== Input data ==
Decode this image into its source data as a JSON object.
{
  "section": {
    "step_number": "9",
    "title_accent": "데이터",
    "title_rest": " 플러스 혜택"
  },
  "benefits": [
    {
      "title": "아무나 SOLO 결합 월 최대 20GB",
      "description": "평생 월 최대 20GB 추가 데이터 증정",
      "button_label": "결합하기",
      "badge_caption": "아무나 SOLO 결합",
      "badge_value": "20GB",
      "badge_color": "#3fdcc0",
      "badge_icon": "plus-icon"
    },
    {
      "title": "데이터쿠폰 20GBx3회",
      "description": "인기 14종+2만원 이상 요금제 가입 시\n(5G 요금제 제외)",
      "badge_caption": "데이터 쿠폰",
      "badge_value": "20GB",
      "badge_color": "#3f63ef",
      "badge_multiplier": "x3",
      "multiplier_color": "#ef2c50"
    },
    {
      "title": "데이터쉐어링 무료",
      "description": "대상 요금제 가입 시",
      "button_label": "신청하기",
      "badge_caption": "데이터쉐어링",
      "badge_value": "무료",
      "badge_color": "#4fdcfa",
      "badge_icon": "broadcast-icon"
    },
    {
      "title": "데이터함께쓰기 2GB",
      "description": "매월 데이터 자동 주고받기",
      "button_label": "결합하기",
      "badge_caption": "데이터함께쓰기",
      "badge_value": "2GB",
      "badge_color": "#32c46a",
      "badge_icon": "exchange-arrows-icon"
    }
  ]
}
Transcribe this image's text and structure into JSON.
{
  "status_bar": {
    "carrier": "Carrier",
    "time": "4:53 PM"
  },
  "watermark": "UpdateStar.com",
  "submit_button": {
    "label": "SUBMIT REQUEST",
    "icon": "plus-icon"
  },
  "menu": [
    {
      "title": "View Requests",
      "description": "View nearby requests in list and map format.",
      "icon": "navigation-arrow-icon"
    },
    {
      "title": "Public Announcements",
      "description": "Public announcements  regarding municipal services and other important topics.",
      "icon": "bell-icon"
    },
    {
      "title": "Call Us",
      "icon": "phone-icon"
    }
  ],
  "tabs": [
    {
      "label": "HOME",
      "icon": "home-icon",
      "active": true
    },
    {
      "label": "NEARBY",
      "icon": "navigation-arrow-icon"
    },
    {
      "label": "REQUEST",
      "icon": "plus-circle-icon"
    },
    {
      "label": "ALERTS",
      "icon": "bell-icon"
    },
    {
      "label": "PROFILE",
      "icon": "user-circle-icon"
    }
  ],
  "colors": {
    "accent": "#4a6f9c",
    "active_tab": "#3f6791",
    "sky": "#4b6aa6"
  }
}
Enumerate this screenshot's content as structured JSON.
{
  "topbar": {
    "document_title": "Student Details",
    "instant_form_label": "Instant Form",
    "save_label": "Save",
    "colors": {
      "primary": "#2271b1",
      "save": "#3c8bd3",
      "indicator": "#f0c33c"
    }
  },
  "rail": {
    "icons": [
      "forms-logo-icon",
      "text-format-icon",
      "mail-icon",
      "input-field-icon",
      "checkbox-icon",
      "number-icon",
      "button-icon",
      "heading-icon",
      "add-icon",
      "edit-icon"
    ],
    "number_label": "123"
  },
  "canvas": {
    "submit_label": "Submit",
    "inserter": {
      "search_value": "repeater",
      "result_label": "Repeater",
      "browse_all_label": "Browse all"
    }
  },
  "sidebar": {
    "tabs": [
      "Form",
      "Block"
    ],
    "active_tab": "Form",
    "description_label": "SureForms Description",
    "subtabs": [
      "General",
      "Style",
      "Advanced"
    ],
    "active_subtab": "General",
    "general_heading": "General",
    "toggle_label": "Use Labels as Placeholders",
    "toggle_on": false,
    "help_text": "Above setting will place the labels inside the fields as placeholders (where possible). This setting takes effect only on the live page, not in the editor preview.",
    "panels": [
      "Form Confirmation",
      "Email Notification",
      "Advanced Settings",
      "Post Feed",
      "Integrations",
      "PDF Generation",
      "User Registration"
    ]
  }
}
===
Extract each line of the material exactly as it stands.

Decode this image into its source data as a JSON object.
{
  "section": {
    "step_number": "9",
    "title_accent": "데이터",
    "title_rest": " 플러스 혜택"
  },
  "benefits": [
    {
      "title": "아무나 SOLO 결합 월 최대 20GB",
      "description": "평생 월 최대 20GB 추가 데이터 증정",
      "button_label": "결합하기",
      "badge_caption": "아무나 SOLO 결합",
      "badge_value": "20GB",
      "badge_color": "#3fdcc0",
      "badge_icon": "plus-icon"
    },
    {
      "title": "데이터쿠폰 20GBx3회",
      "description": "인기 14종+2만원 이상 요금제 가입 시\n(5G 요금제 제외)",
      "badge_caption": "데이터 쿠폰",
      "badge_value": "20GB",
      "badge_color": "#3f63ef",
      "badge_multiplier": "x3",
      "multiplier_color": "#ef2c50"
    },
    {
      "title": "데이터쉐어링 무료",
      "description": "대상 요금제 가입 시",
      "button_label": "신청하기",
      "badge_caption": "데이터쉐어링",
      "badge_value": "무료",
      "badge_color": "#4fdcfa",
      "badge_icon": "broadcast-icon"
    },
    {
      "title": "데이터함께쓰기 2GB",
      "description": "매월 데이터 자동 주고받기",
      "button_label": "결합하기",
      "badge_caption": "데이터함께쓰기",
      "badge_value": "2GB",
      "badge_color": "#32c46a",
      "badge_icon": "exchange-arrows-icon"
    }
  ]
}
Transcribe this image's text and structure into JSON.
{
  "status_bar": {
    "carrier": "Carrier",
    "time": "4:53 PM"
  },
  "watermark": "UpdateStar.com",
  "submit_button": {
    "label": "SUBMIT REQUEST",
    "icon": "plus-icon"
  },
  "menu": [
    {
      "title": "View Requests",
      "description": "View nearby requests in list and map format.",
      "icon": "navigation-arrow-icon"
    },
    {
      "title": "Public Announcements",
      "description": "Public announcements  regarding municipal services and other important topics.",
      "icon": "bell-icon"
    },
    {
      "title": "Call Us",
      "icon": "phone-icon"
    }
  ],
  "tabs": [
    {
      "label": "HOME",
      "icon": "home-icon",
      "active": true
    },
    {
      "label": "NEARBY",
      "icon": "navigation-arrow-icon"
    },
    {
      "label": "REQUEST",
      "icon": "plus-circle-icon"
    },
    {
      "label": "ALERTS",
      "icon": "bell-icon"
    },
    {
      "label": "PROFILE",
      "icon": "user-circle-icon"
    }
  ],
  "colors": {
    "accent": "#4a6f9c",
    "active_tab": "#3f6791",
    "sky": "#4b6aa6"
  }
}
Enumerate this screenshot's content as structured JSON.
{
  "topbar": {
    "document_title": "Student Details",
    "instant_form_label": "Instant Form",
    "save_label": "Save",
    "colors": {
      "primary": "#2271b1",
      "save": "#3c8bd3",
      "indicator": "#f0c33c"
    }
  },
  "rail": {
    "icons": [
      "forms-logo-icon",
      "text-format-icon",
      "mail-icon",
      "input-field-icon",
      "checkbox-icon",
      "number-icon",
      "button-icon",
      "heading-icon",
      "add-icon",
      "edit-icon"
    ],
    "number_label": "123"
  },
  "canvas": {
    "submit_label": "Submit",
    "inserter": {
      "search_value": "repeater",
      "result_label": "Repeater",
      "browse_all_label": "Browse all"
    }
  },
  "sidebar": {
    "tabs": [
      "Form",
      "Block"
    ],
    "active_tab": "Form",
    "description_label": "SureForms Description",
    "subtabs": [
      "General",
      "Style",
      "Advanced"
    ],
    "active_subtab": "General",
    "general_heading": "General",
    "toggle_label": "Use Labels as Placeholders",
    "toggle_on": false,
    "help_text": "Above setting will place the labels inside the fields as placeholders (where possible). This setting takes effect only on the live page, not in the editor preview.",
    "panels": [
      "Form Confirmation",
      "Email Notification",
      "Advanced Settings",
      "Post Feed",
      "Integrations",
      "PDF Generation",
      "User Registration"
    ]
  }
}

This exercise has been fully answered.